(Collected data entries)
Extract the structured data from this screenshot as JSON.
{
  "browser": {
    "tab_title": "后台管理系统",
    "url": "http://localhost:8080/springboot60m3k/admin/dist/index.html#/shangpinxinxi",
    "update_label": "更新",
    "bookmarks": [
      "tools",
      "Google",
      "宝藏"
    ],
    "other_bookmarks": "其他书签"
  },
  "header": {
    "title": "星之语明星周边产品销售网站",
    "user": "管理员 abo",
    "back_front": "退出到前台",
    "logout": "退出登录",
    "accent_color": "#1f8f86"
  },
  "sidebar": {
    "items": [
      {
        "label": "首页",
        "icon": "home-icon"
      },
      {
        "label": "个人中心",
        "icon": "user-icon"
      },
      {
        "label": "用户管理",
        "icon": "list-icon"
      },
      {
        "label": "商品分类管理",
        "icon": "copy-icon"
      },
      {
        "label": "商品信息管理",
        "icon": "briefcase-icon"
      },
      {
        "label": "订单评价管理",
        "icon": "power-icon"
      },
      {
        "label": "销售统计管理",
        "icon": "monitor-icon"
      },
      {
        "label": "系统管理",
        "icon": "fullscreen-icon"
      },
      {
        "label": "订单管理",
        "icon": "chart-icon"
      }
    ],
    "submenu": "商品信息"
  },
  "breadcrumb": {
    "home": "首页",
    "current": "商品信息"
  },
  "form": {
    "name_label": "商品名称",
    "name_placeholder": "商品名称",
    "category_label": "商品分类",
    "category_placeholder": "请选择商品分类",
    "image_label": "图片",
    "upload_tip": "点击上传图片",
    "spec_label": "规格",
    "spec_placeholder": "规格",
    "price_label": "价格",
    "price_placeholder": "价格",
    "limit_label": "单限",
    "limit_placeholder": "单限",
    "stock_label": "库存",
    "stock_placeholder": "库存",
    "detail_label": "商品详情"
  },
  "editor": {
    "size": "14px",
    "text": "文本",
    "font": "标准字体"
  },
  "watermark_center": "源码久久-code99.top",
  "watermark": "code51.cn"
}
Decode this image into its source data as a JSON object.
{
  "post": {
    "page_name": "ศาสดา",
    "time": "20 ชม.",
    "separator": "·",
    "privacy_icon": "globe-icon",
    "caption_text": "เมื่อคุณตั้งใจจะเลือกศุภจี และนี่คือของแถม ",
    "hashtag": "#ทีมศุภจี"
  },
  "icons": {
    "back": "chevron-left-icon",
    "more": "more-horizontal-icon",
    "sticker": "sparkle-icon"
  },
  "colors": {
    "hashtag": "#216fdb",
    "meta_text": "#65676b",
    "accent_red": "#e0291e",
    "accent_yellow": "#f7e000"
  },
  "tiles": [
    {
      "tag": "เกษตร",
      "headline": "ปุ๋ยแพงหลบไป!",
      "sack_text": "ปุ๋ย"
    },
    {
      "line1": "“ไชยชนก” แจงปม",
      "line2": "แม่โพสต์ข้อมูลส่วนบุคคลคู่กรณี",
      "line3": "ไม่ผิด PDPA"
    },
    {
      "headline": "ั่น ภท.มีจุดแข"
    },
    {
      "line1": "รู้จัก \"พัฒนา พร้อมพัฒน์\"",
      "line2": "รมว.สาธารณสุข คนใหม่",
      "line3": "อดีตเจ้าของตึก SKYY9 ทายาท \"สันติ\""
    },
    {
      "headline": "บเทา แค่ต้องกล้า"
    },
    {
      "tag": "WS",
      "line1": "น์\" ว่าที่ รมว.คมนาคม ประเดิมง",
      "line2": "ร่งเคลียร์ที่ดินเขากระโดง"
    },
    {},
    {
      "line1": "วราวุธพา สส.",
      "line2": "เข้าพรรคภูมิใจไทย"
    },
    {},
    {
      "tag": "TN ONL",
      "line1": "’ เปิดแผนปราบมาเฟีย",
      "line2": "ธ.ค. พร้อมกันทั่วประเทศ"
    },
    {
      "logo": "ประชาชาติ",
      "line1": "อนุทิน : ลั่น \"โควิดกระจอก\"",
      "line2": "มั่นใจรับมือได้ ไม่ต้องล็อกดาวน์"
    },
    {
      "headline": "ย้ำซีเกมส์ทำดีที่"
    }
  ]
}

__The exercise__: Extract the entries above verbatim.

__Response to this exercise__:
Extract the structured data from this screenshot as JSON.
{
  "browser": {
    "tab_title": "后台管理系统",
    "url": "http://localhost:8080/springboot60m3k/admin/dist/index.html#/shangpinxinxi",
    "update_label": "更新",
    "bookmarks": [
      "tools",
      "Google",
      "宝藏"
    ],
    "other_bookmarks": "其他书签"
  },
  "header": {
    "title": "星之语明星周边产品销售网站",
    "user": "管理员 abo",
    "back_front": "退出到前台",
    "logout": "退出登录",
    "accent_color": "#1f8f86"
  },
  "sidebar": {
    "items": [
      {
        "label": "首页",
        "icon": "home-icon"
      },
      {
        "label": "个人中心",
        "icon": "user-icon"
      },
      {
        "label": "用户管理",
        "icon": "list-icon"
      },
      {
        "label": "商品分类管理",
        "icon": "copy-icon"
      },
      {
        "label": "商品信息管理",
        "icon": "briefcase-icon"
      },
      {
        "label": "订单评价管理",
        "icon": "power-icon"
      },
      {
        "label": "销售统计管理",
        "icon": "monitor-icon"
      },
      {
        "label": "系统管理",
        "icon": "fullscreen-icon"
      },
      {
        "label": "订单管理",
        "icon": "chart-icon"
      }
    ],
    "submenu": "商品信息"
  },
  "breadcrumb": {
    "home": "首页",
    "current": "商品信息"
  },
  "form": {
    "name_label": "商品名称",
    "name_placeholder": "商品名称",
    "category_label": "商品分类",
    "category_placeholder": "请选择商品分类",
    "image_label": "图片",
    "upload_tip": "点击上传图片",
    "spec_label": "规格",
    "spec_placeholder": "规格",
    "price_label": "价格",
    "price_placeholder": "价格",
    "limit_label": "单限",
    "limit_placeholder": "单限",
    "stock_label": "库存",
    "stock_placeholder": "库存",
    "detail_label": "商品详情"
  },
  "editor": {
    "size": "14px",
    "text": "文本",
    "font": "标准字体"
  },
  "watermark_center": "源码久久-code99.top",
  "watermark": "code51.cn"
}
Decode this image into its source data as a JSON object.
{
  "post": {
    "page_name": "ศาสดา",
    "time": "20 ชม.",
    "separator": "·",
    "privacy_icon": "globe-icon",
    "caption_text": "เมื่อคุณตั้งใจจะเลือกศุภจี และนี่คือของแถม ",
    "hashtag": "#ทีมศุภจี"
  },
  "icons": {
    "back": "chevron-left-icon",
    "more": "more-horizontal-icon",
    "sticker": "sparkle-icon"
  },
  "colors": {
    "hashtag": "#216fdb",
    "meta_text": "#65676b",
    "accent_red": "#e0291e",
    "accent_yellow": "#f7e000"
  },
  "tiles": [
    {
      "tag": "เกษตร",
      "headline": "ปุ๋ยแพงหลบไป!",
      "sack_text": "ปุ๋ย"
    },
    {
      "line1": "“ไชยชนก” แจงปม",
      "line2": "แม่โพสต์ข้อมูลส่วนบุคคลคู่กรณี",
      "line3": "ไม่ผิด PDPA"
    },
    {
      "headline": "ั่น ภท.มีจุดแข"
    },
    {
      "line1": "รู้จัก \"พัฒนา พร้อมพัฒน์\"",
      "line2": "รมว.สาธารณสุข คนใหม่",
      "line3": "อดีตเจ้าของตึก SKYY9 ทายาท \"สันติ\""
    },
    {
      "headline": "บเทา แค่ต้องกล้า"
    },
    {
      "tag": "WS",
      "line1": "น์\" ว่าที่ รมว.คมนาคม ประเดิมง",
      "line2": "ร่งเคลียร์ที่ดินเขากระโดง"
    },
    {},
    {
      "line1": "วราวุธพา สส.",
      "line2": "เข้าพรรคภูมิใจไทย"
    },
    {},
    {
      "tag": "TN ONL",
      "line1": "’ เปิดแผนปราบมาเฟีย",
      "line2": "ธ.ค. พร้อมกันทั่วประเทศ"
    },
    {
      "logo": "ประชาชาติ",
      "line1": "อนุทิน : ลั่น \"โควิดกระจอก\"",
      "line2": "มั่นใจรับมือได้ ไม่ต้องล็อกดาวน์"
    },
    {
      "headline": "ย้ำซีเกมส์ทำดีที่"
    }
  ]
}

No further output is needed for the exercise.